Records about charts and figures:
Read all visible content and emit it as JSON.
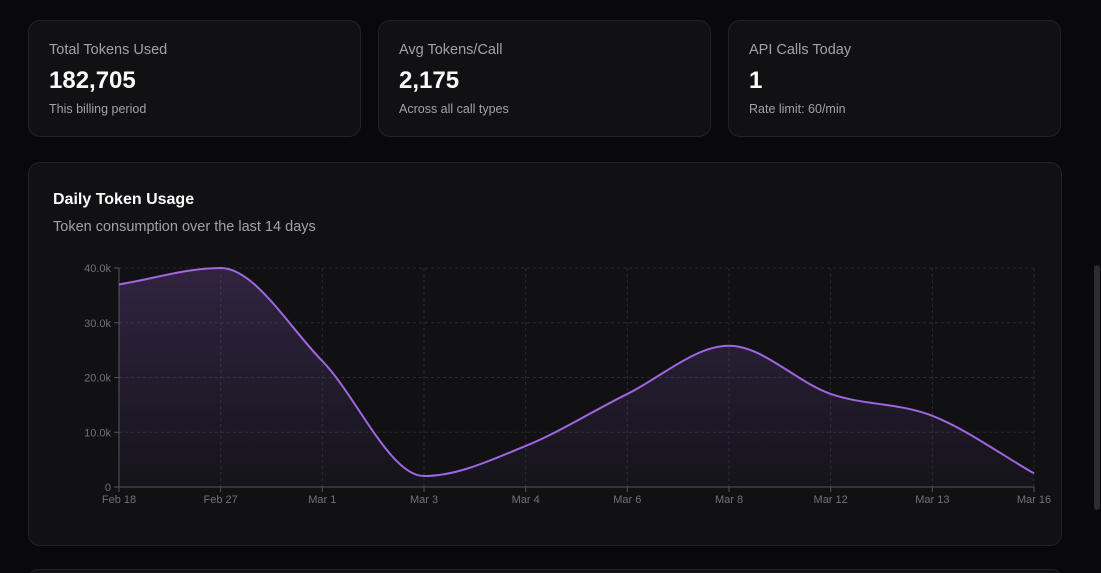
{
  "stats": [
    {
      "title": "Total Tokens Used",
      "value": "182,705",
      "subtitle": "This billing period"
    },
    {
      "title": "Avg Tokens/Call",
      "value": "2,175",
      "subtitle": "Across all call types"
    },
    {
      "title": "API Calls Today",
      "value": "1",
      "subtitle": "Rate limit: 60/min"
    }
  ],
  "chart": {
    "title": "Daily Token Usage",
    "subtitle": "Token consumption over the last 14 days"
  },
  "colors": {
    "line": "#a066e0",
    "background": "#09090b",
    "card": "#111114"
  },
  "chart_data": {
    "type": "area",
    "title": "Daily Token Usage",
    "subtitle": "Token consumption over the last 14 days",
    "categories": [
      "Feb 18",
      "Feb 27",
      "Mar 1",
      "Mar 3",
      "Mar 4",
      "Mar 6",
      "Mar 8",
      "Mar 12",
      "Mar 13",
      "Mar 16"
    ],
    "values": [
      37000,
      40000,
      23000,
      2000,
      7500,
      17000,
      25800,
      17000,
      13000,
      2500
    ],
    "y_ticks": [
      0,
      10000,
      20000,
      30000,
      40000
    ],
    "y_tick_labels": [
      "0",
      "10.0k",
      "20.0k",
      "30.0k",
      "40.0k"
    ],
    "ylim": [
      0,
      40000
    ],
    "grid": true,
    "xlabel": "",
    "ylabel": ""
  }
}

● **THE REQUEST**
Read through the lines above and collect those that contain the string "subtitle".

● **EXERCISE OUTPUT**
      "subtitle": "This billing period"
      "subtitle": "Across all call types"
      "subtitle": "Rate limit: 60/min"
    "subtitle": "Token consumption over the last 14 days"
    "subtitle": "Token consumption over the last 14 days",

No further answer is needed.